An exact transcription of the entries is required, with none of the pictures carried over.

Data shown —
=======

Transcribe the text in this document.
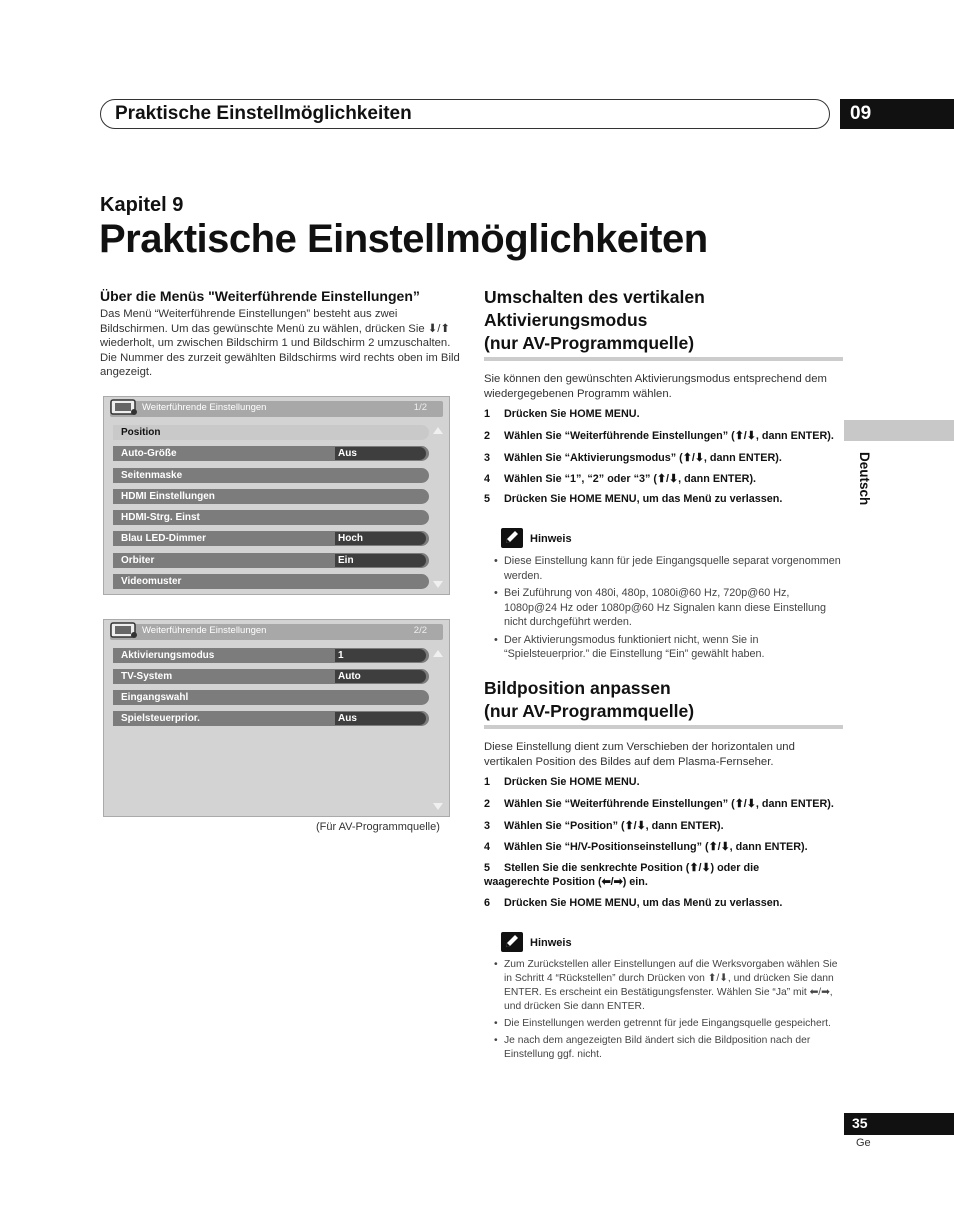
Praktische Einstellmöglichkeiten	09
Kapitel 9
Praktische Einstellmöglichkeiten
Über die Menüs "Weiterführende Einstellungen”
Das Menü “Weiterführende Einstellungen” besteht aus zwei Bildschirmen. Um das gewünschte Menü zu wählen, drücken Sie ⬇/⬆ wiederholt, um zwischen Bildschirm 1 und Bildschirm 2 umzuschalten. Die Nummer des zurzeit gewählten Bildschirms wird rechts oben im Bild angezeigt.
Weiterführende Einstellungen	1/2
Position
Auto-Größe	Aus
Seitenmaske
HDMI Einstellungen
HDMI-Strg. Einst
Blau LED-Dimmer	Hoch
Orbiter	Ein
Videomuster
Weiterführende Einstellungen	2/2
Aktivierungsmodus	1
TV-System	Auto
Eingangswahl
Spielsteuerprior.	Aus
(Für AV-Programmquelle)
Umschalten des vertikalen
Aktivierungsmodus
(nur AV-Programmquelle)
Sie können den gewünschten Aktivierungsmodus entsprechend dem wiedergegebenen Programm wählen.
1 Drücken Sie HOME MENU.
2 Wählen Sie “Weiterführende Einstellungen” (⬆/⬇, dann ENTER).
3 Wählen Sie “Aktivierungsmodus” (⬆/⬇, dann ENTER).
4 Wählen Sie “1”, “2” oder “3” (⬆/⬇, dann ENTER).
5 Drücken Sie HOME MENU, um das Menü zu verlassen.
Hinweis
• Diese Einstellung kann für jede Eingangsquelle separat vorgenommen werden.
• Bei Zuführung von 480i, 480p, 1080i@60 Hz, 720p@60 Hz, 1080p@24 Hz oder 1080p@60 Hz Signalen kann diese Einstellung nicht durchgeführt werden.
• Der Aktivierungsmodus funktioniert nicht, wenn Sie in “Spielsteuerprior.” die Einstellung “Ein” gewählt haben.
Bildposition anpassen
(nur AV-Programmquelle)
Diese Einstellung dient zum Verschieben der horizontalen und vertikalen Position des Bildes auf dem Plasma-Fernseher.
1 Drücken Sie HOME MENU.
2 Wählen Sie “Weiterführende Einstellungen” (⬆/⬇, dann ENTER).
3 Wählen Sie “Position” (⬆/⬇, dann ENTER).
4 Wählen Sie “H/V-Positionseinstellung” (⬆/⬇, dann ENTER).
5 Stellen Sie die senkrechte Position (⬆/⬇) oder die
waagerechte Position (⬅/➡) ein.
6 Drücken Sie HOME MENU, um das Menü zu verlassen.
Hinweis
• Zum Zurückstellen aller Einstellungen auf die Werksvorgaben wählen Sie in Schritt 4 “Rückstellen” durch Drücken von ⬆/⬇, und drücken Sie dann ENTER. Es erscheint ein Bestätigungsfenster. Wählen Sie “Ja” mit ⬅/➡, und drücken Sie dann ENTER.
• Die Einstellungen werden getrennt für jede Eingangsquelle gespeichert.
• Je nach dem angezeigten Bild ändert sich die Bildposition nach der Einstellung ggf. nicht.
Deutsch
35
Ge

=======

Output for this task —
Transcribe the text in this document.
Praktische Einstellmöglichkeiten	09
Kapitel 9
Praktische Einstellmöglichkeiten
Über die Menüs "Weiterführende Einstellungen”
Das Menü “Weiterführende Einstellungen” besteht aus zwei Bildschirmen. Um das gewünschte Menü zu wählen, drücken Sie ⬇/⬆ wiederholt, um zwischen Bildschirm 1 und Bildschirm 2 umzuschalten. Die Nummer des zurzeit gewählten Bildschirms wird rechts oben im Bild angezeigt.
Weiterführende Einstellungen	1/2
Position
Auto-Größe	Aus
Seitenmaske
HDMI Einstellungen
HDMI-Strg. Einst
Blau LED-Dimmer	Hoch
Orbiter	Ein
Videomuster
Weiterführende Einstellungen	2/2
Aktivierungsmodus	1
TV-System	Auto
Eingangswahl
Spielsteuerprior.	Aus
(Für AV-Programmquelle)
Umschalten des vertikalen
Aktivierungsmodus
(nur AV-Programmquelle)
Sie können den gewünschten Aktivierungsmodus entsprechend dem wiedergegebenen Programm wählen.
1 Drücken Sie HOME MENU.
2 Wählen Sie “Weiterführende Einstellungen” (⬆/⬇, dann ENTER).
3 Wählen Sie “Aktivierungsmodus” (⬆/⬇, dann ENTER).
4 Wählen Sie “1”, “2” oder “3” (⬆/⬇, dann ENTER).
5 Drücken Sie HOME MENU, um das Menü zu verlassen.
Hinweis
• Diese Einstellung kann für jede Eingangsquelle separat vorgenommen werden.
• Bei Zuführung von 480i, 480p, 1080i@60 Hz, 720p@60 Hz, 1080p@24 Hz oder 1080p@60 Hz Signalen kann diese Einstellung nicht durchgeführt werden.
• Der Aktivierungsmodus funktioniert nicht, wenn Sie in “Spielsteuerprior.” die Einstellung “Ein” gewählt haben.
Bildposition anpassen
(nur AV-Programmquelle)
Diese Einstellung dient zum Verschieben der horizontalen und vertikalen Position des Bildes auf dem Plasma-Fernseher.
1 Drücken Sie HOME MENU.
2 Wählen Sie “Weiterführende Einstellungen” (⬆/⬇, dann ENTER).
3 Wählen Sie “Position” (⬆/⬇, dann ENTER).
4 Wählen Sie “H/V-Positionseinstellung” (⬆/⬇, dann ENTER).
5 Stellen Sie die senkrechte Position (⬆/⬇) oder die
waagerechte Position (⬅/➡) ein.
6 Drücken Sie HOME MENU, um das Menü zu verlassen.
Hinweis
• Zum Zurückstellen aller Einstellungen auf die Werksvorgaben wählen Sie in Schritt 4 “Rückstellen” durch Drücken von ⬆/⬇, und drücken Sie dann ENTER. Es erscheint ein Bestätigungsfenster. Wählen Sie “Ja” mit ⬅/➡, und drücken Sie dann ENTER.
• Die Einstellungen werden getrennt für jede Eingangsquelle gespeichert.
• Je nach dem angezeigten Bild ändert sich die Bildposition nach der Einstellung ggf. nicht.
Deutsch
35
Ge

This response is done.